● What needs to be done:
Rewrite the earnings commentary from "Now, let’s look" to "a percentage basis.", putting "YoY" wherever "year-over-year" appears.

● Source excerpt:
Okta was near all-time highs going into the report and as of Thursday August 29 at 7:09EST the stock is relatively flat after the report. That response makes sense to me.
Elastic was trading 15% - 20% below its all-time high and it’s currently up 12% in pre-market trading. This type of response also makes sense given the fact it had traded down without any apparent business related reason.
I actually added more to our Elastic position yesterday before earnings because it was such a small position and appeared to be on sale for no good reason. This could be looked at as “timing” and maybe it is to some extent but I believed in the business and took the opportunity to add before earnings knowing I would likely add more if earnings we strong whether to stock went up or down.
And that’s my plan once we have new funds to invest. Continue adding to ESTC and build it up to a medium-sized position (around 5% of our portfolio).
Okta Q2 Fiscal Year (FY) 2020 Report
First, let’s review Q1 FY20: total revenue grew 50% year-over-year (YoY), subscription revenue grew 52% YoY, customers spending over $100k/yr grew 53%, and dollar-based net retention rate (DBNER) for the trailing 12 month period was 119% (a one point sequential decrease).
Now, let’s look at Q2FY20 (my comments are below each set of bullet points)
Q2 revenue grew 49% year-over-year; subscription revenue grew 51% year-over-year.
GAAP operating margin improved 10 percentage points year-over-year; Non-GAAP operating margin improved 13 percentage points year-over-year
We’re seeing revenue begin to slightly slow which is normal as companies grow larger. That’s known as “the law of large numbers”. But more importantly, the company is operating more efficiently as they grow large with GAAP and Non-GAAP operating margins improving far more than revenue is slowing on a percentage basis.
Cash Flow: Net cash used in operations was $1.1 million, or 0.8% of total revenue, compared to net cash used in operations of $5.3 million, or 5.6% of total revenue, in the second quarter of fiscal 2019. Free cash flow was negative $4.3 million, or 3.1% of total revenue, compared to negative $11.3 million, or 12.0% of total revenue, in the second quarter of fiscal 2019.

● Dataset extract:
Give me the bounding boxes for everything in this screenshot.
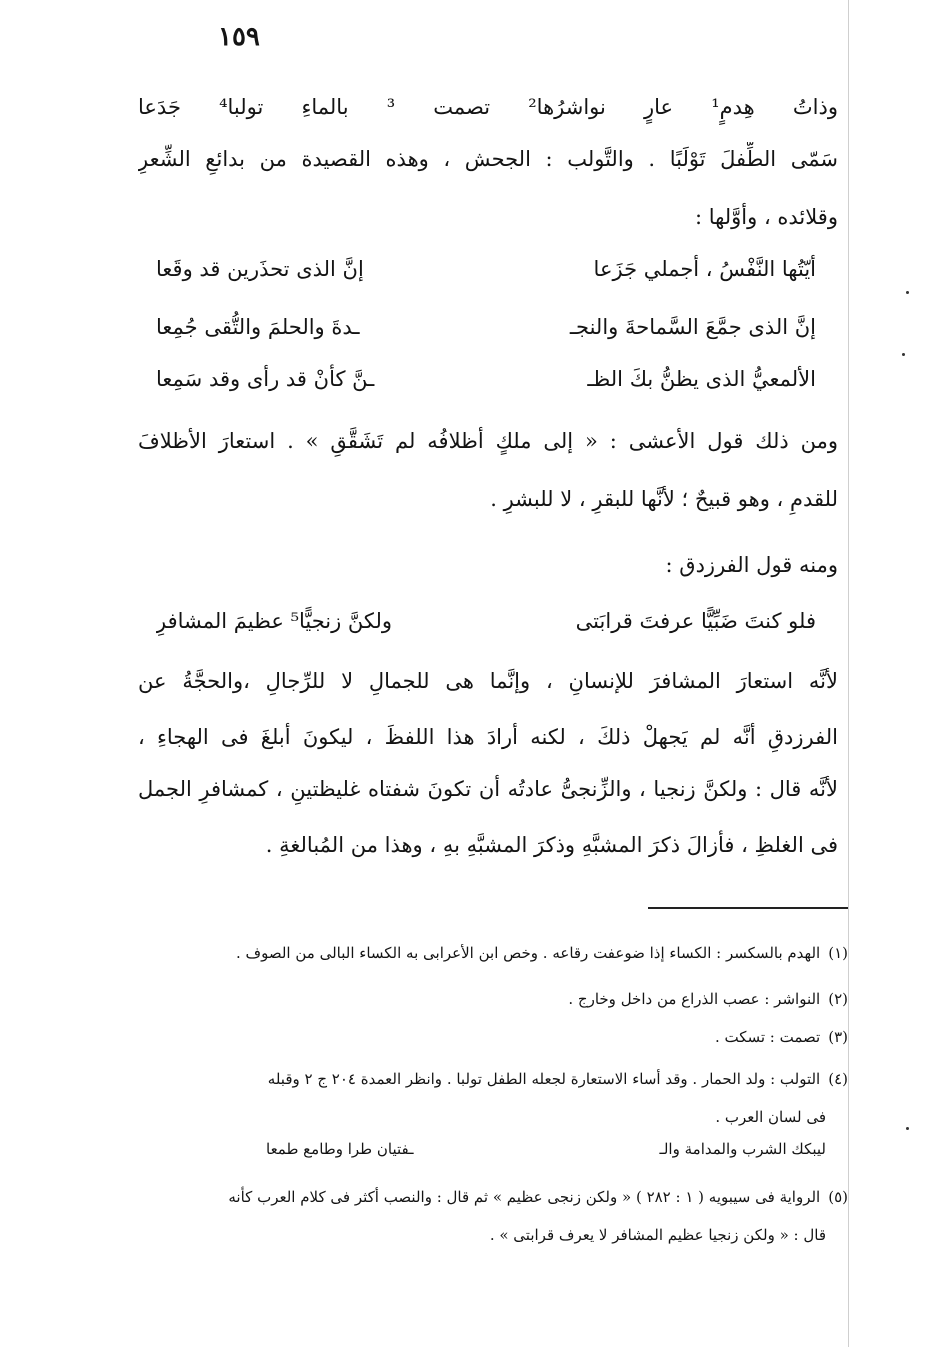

● The reply:
Now, let’s look at Q2FY20 (my comments are below each set of bullet points)
Q2 revenue grew 49% YoY; subscription revenue grew 51% YoY.
GAAP operating margin improved 10 percentage points YoY; Non-GAAP operating margin improved 13 percentage points YoY
We’re seeing revenue begin to slightly slow which is normal as companies grow larger. That’s known as “the law of large numbers”. But more importantly, the company is operating more efficiently as they grow large with GAAP and Non-GAAP operating margins improving far more than revenue is slowing on a percentage basis.